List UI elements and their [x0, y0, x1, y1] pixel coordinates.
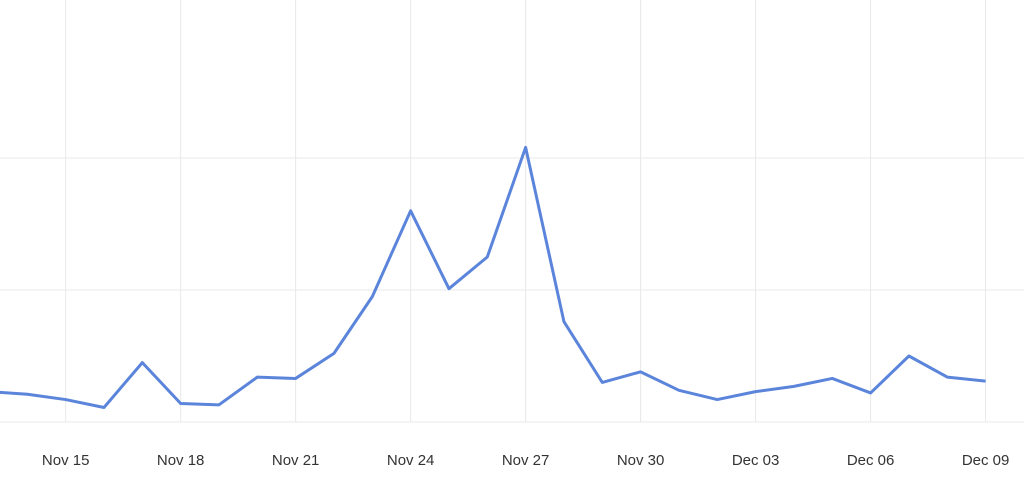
x-tick-label: Nov 21 [272, 452, 320, 469]
x-tick-label: Nov 30 [617, 452, 665, 469]
x-tick-label: Dec 09 [962, 452, 1010, 469]
x-tick-label: Dec 06 [847, 452, 895, 469]
x-tick-label: Nov 18 [157, 452, 205, 469]
x-tick-label: Nov 27 [502, 452, 550, 469]
x-tick-label: Nov 15 [42, 452, 90, 469]
x-tick-label: Dec 03 [732, 452, 780, 469]
x-tick-label: Nov 24 [387, 452, 435, 469]
data-line [0, 145, 986, 409]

····················

▶ **STATED TASK**:
Rewrite the records above with "UI elements" changed to "interface components" and everything else left as it is. Omit the pictures.

▶ **OUTPUT OF THE TASK**:
List interface components and their [x0, y0, x1, y1] pixel coordinates.
x-tick-label: Nov 21 [272, 452, 320, 469]
x-tick-label: Nov 30 [617, 452, 665, 469]
x-tick-label: Dec 09 [962, 452, 1010, 469]
x-tick-label: Dec 06 [847, 452, 895, 469]
x-tick-label: Nov 18 [157, 452, 205, 469]
x-tick-label: Nov 27 [502, 452, 550, 469]
x-tick-label: Nov 15 [42, 452, 90, 469]
x-tick-label: Dec 03 [732, 452, 780, 469]
x-tick-label: Nov 24 [387, 452, 435, 469]
data-line [0, 145, 986, 409]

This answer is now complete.